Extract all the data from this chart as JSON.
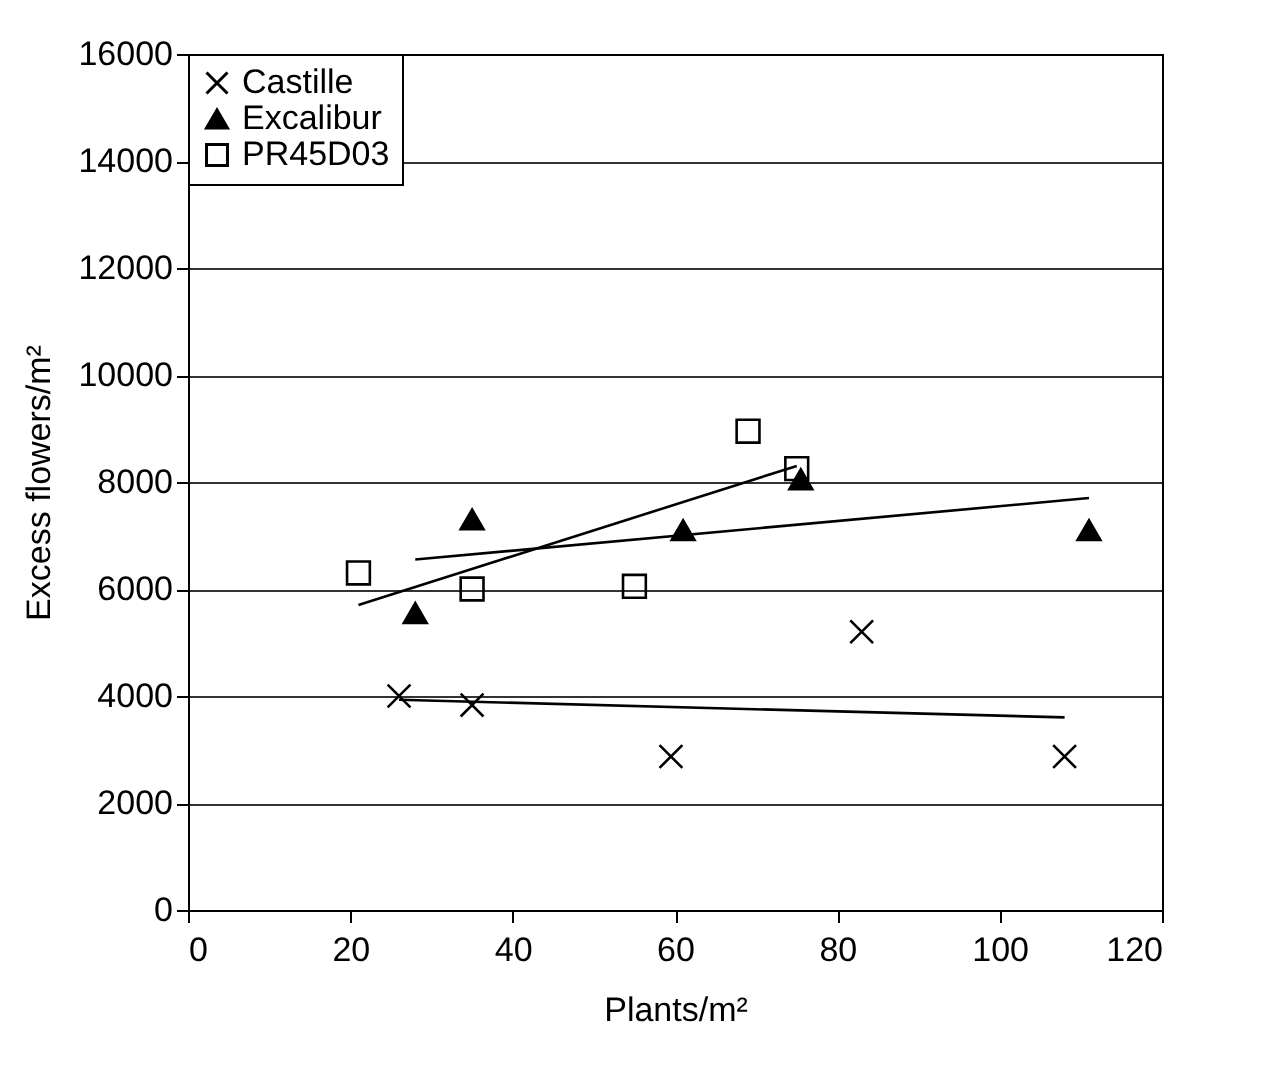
{
  "chart_data": {
    "type": "scatter",
    "xlabel": "Plants/m²",
    "ylabel": "Excess flowers/m²",
    "xlim": [
      0,
      120
    ],
    "xticks": [
      0,
      20,
      40,
      60,
      80,
      100,
      120
    ],
    "ylim": [
      0,
      16000
    ],
    "yticks": [
      0,
      2000,
      4000,
      6000,
      8000,
      10000,
      12000,
      14000,
      16000
    ],
    "grid": "y",
    "legend": "top left",
    "series": [
      {
        "name": "Castille",
        "color": "#000000",
        "marker": "cross",
        "x": [
          26,
          35,
          59.5,
          83,
          108
        ],
        "values": [
          4000,
          3830,
          2870,
          5200,
          2870
        ]
      },
      {
        "name": "Excalibur",
        "color": "#000000",
        "marker": "triangle",
        "x": [
          28,
          35,
          61,
          75.5,
          111
        ],
        "values": [
          5550,
          7300,
          7100,
          8050,
          7100
        ]
      },
      {
        "name": "PR45D03",
        "color": "#000000",
        "marker": "square",
        "x": [
          21,
          35,
          55,
          69,
          75
        ],
        "values": [
          6300,
          6000,
          6050,
          8950,
          8250
        ]
      },
      {
        "type": "line",
        "color": "#000000",
        "x": [
          26,
          108
        ],
        "values": [
          3930,
          3600
        ]
      },
      {
        "type": "line",
        "color": "#000000",
        "x": [
          28,
          111
        ],
        "values": [
          6550,
          7700
        ]
      },
      {
        "type": "line",
        "color": "#000000",
        "x": [
          21,
          75
        ],
        "values": [
          5700,
          8300
        ]
      }
    ]
  }
}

■ **Your instructions**: Skip every picture and transcribe the data above exactly.

■ **Exercise output**:
Extract all the data from this chart as JSON.
{
  "chart_data": {
    "type": "scatter",
    "xlabel": "Plants/m²",
    "ylabel": "Excess flowers/m²",
    "xlim": [
      0,
      120
    ],
    "xticks": [
      0,
      20,
      40,
      60,
      80,
      100,
      120
    ],
    "ylim": [
      0,
      16000
    ],
    "yticks": [
      0,
      2000,
      4000,
      6000,
      8000,
      10000,
      12000,
      14000,
      16000
    ],
    "grid": "y",
    "legend": "top left",
    "series": [
      {
        "name": "Castille",
        "color": "#000000",
        "marker": "cross",
        "x": [
          26,
          35,
          59.5,
          83,
          108
        ],
        "values": [
          4000,
          3830,
          2870,
          5200,
          2870
        ]
      },
      {
        "name": "Excalibur",
        "color": "#000000",
        "marker": "triangle",
        "x": [
          28,
          35,
          61,
          75.5,
          111
        ],
        "values": [
          5550,
          7300,
          7100,
          8050,
          7100
        ]
      },
      {
        "name": "PR45D03",
        "color": "#000000",
        "marker": "square",
        "x": [
          21,
          35,
          55,
          69,
          75
        ],
        "values": [
          6300,
          6000,
          6050,
          8950,
          8250
        ]
      },
      {
        "type": "line",
        "color": "#000000",
        "x": [
          26,
          108
        ],
        "values": [
          3930,
          3600
        ]
      },
      {
        "type": "line",
        "color": "#000000",
        "x": [
          28,
          111
        ],
        "values": [
          6550,
          7700
        ]
      },
      {
        "type": "line",
        "color": "#000000",
        "x": [
          21,
          75
        ],
        "values": [
          5700,
          8300
        ]
      }
    ]
  }
}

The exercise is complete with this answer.